● **Instructions for the task**
Would you quote every entry exactly, dropping only the pictures?

--- begin Records ---

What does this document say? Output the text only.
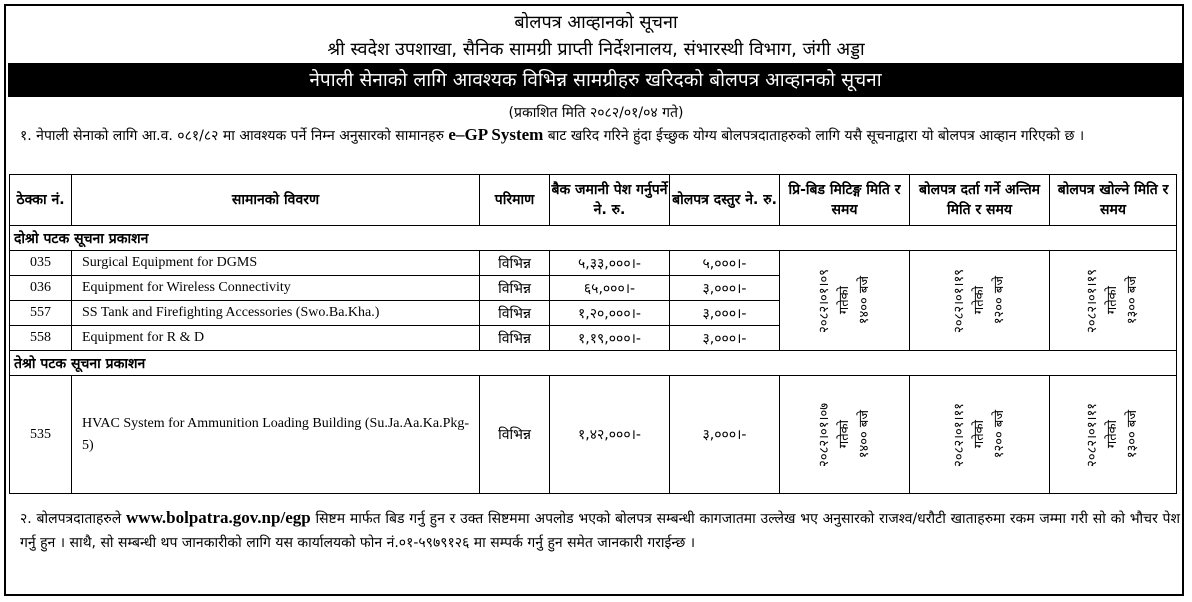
बोलपत्र आव्हानको सूचना
श्री स्वदेश उपशाखा, सैनिक सामग्री प्राप्ती निर्देशनालय, संभारस्थी विभाग, जंगी अड्डा
नेपाली सेनाको लागि आवश्यक विभिन्न सामग्रीहरु खरिदको बोलपत्र आव्हानको सूचना
(प्रकाशित मिति २०८२/०१/०४ गते)
१. नेपाली सेनाको लागि आ.व. ०८१/८२ मा आवश्यक पर्ने निम्न अनुसारको सामानहरु e–GP System बाट खरिद गरिने हुंदा ईच्छुक योग्य बोलपत्रदाताहरुको लागि यसै सूचनाद्वारा यो बोलपत्र आव्हान गरिएको छ ।
ठेक्का नं.	सामानको विवरण	परिमाण	बैक जमानी पेश गर्नुपर्ने ने. रु.	बोलपत्र दस्तुर ने. रु.	प्रि-बिड मिटिङ्ग मिति र समय	बोलपत्र दर्ता गर्ने अन्तिम मिति र समय	बोलपत्र खोल्ने मिति र समय
दोश्रो पटक सूचना प्रकाशन							
035	Surgical Equipment for DGMS	विभिन्न	५,३३,०००।-	५,०००।-	२०८२।०१।०९ गतेको १४०० बजे	२०८२।०१।१९ गतेको १२०० बजे	२०८२।०१।१९ गतेको १३०० बजे

036	Equipment for Wireless Connectivity	विभिन्न	६५,०००।-	३,०००।-			
557	SS Tank and Firefighting Accessories (Swo.Ba.Kha.)	विभिन्न	१,२०,०००।-	३,०००।-			
558	Equipment for R & D	विभिन्न	१,१९,०००।-	३,०००।-			
तेश्रो पटक सूचना प्रकाशन							
535	HVAC System for Ammunition Loading Building (Su.Ja.Aa.Ka.Pkg-5)	विभिन्न	१,४२,०००।-	३,०००।-	२०८२।०१।०७ गतेको १४०० बजे	२०८२।०१।११ गतेको १२०० बजे	२०८२।०१।११ गतेको १३०० बजे
२. बोलपत्रदाताहरुले www.bolpatra.gov.np/egp सिष्टम मार्फत बिड गर्नु हुन र उक्त सिष्टममा अपलोड भएको बोलपत्र सम्बन्धी कागजातमा उल्लेख भए अनुसारको राजश्व/धरौटी खाताहरुमा रकम जम्मा गरी सो को भौचर पेश गर्नु हुन । साथै, सो सम्बन्धी थप जानकारीको लागि यस कार्यालयको फोन नं.०१-५९७९१२६ मा सम्पर्क गर्नु हुन समेत जानकारी गराईन्छ ।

--- end Records ---

● **The reply**
What does this document say? Output the text only.
बोलपत्र आव्हानको सूचना
श्री स्वदेश उपशाखा, सैनिक सामग्री प्राप्ती निर्देशनालय, संभारस्थी विभाग, जंगी अड्डा
नेपाली सेनाको लागि आवश्यक विभिन्न सामग्रीहरु खरिदको बोलपत्र आव्हानको सूचना
(प्रकाशित मिति २०८२/०१/०४ गते)
१. नेपाली सेनाको लागि आ.व. ०८१/८२ मा आवश्यक पर्ने निम्न अनुसारको सामानहरु e–GP System बाट खरिद गरिने हुंदा ईच्छुक योग्य बोलपत्रदाताहरुको लागि यसै सूचनाद्वारा यो बोलपत्र आव्हान गरिएको छ ।
ठेक्का नं.	सामानको विवरण	परिमाण	बैक जमानी पेश गर्नुपर्ने ने. रु.	बोलपत्र दस्तुर ने. रु.	प्रि-बिड मिटिङ्ग मिति र समय	बोलपत्र दर्ता गर्ने अन्तिम मिति र समय	बोलपत्र खोल्ने मिति र समय
दोश्रो पटक सूचना प्रकाशन							
035	Surgical Equipment for DGMS	विभिन्न	५,३३,०००।-	५,०००।-	२०८२।०१।०९ गतेको १४०० बजे	२०८२।०१।१९ गतेको १२०० बजे	२०८२।०१।१९ गतेको १३०० बजे

036	Equipment for Wireless Connectivity	विभिन्न	६५,०००।-	३,०००।-			
557	SS Tank and Firefighting Accessories (Swo.Ba.Kha.)	विभिन्न	१,२०,०००।-	३,०००।-			
558	Equipment for R & D	विभिन्न	१,१९,०००।-	३,०००।-			
तेश्रो पटक सूचना प्रकाशन							
535	HVAC System for Ammunition Loading Building (Su.Ja.Aa.Ka.Pkg-5)	विभिन्न	१,४२,०००।-	३,०००।-	२०८२।०१।०७ गतेको १४०० बजे	२०८२।०१।११ गतेको १२०० बजे	२०८२।०१।११ गतेको १३०० बजे
२. बोलपत्रदाताहरुले www.bolpatra.gov.np/egp सिष्टम मार्फत बिड गर्नु हुन र उक्त सिष्टममा अपलोड भएको बोलपत्र सम्बन्धी कागजातमा उल्लेख भए अनुसारको राजश्व/धरौटी खाताहरुमा रकम जम्मा गरी सो को भौचर पेश गर्नु हुन । साथै, सो सम्बन्धी थप जानकारीको लागि यस कार्यालयको फोन नं.०१-५९७९१२६ मा सम्पर्क गर्नु हुन समेत जानकारी गराईन्छ ।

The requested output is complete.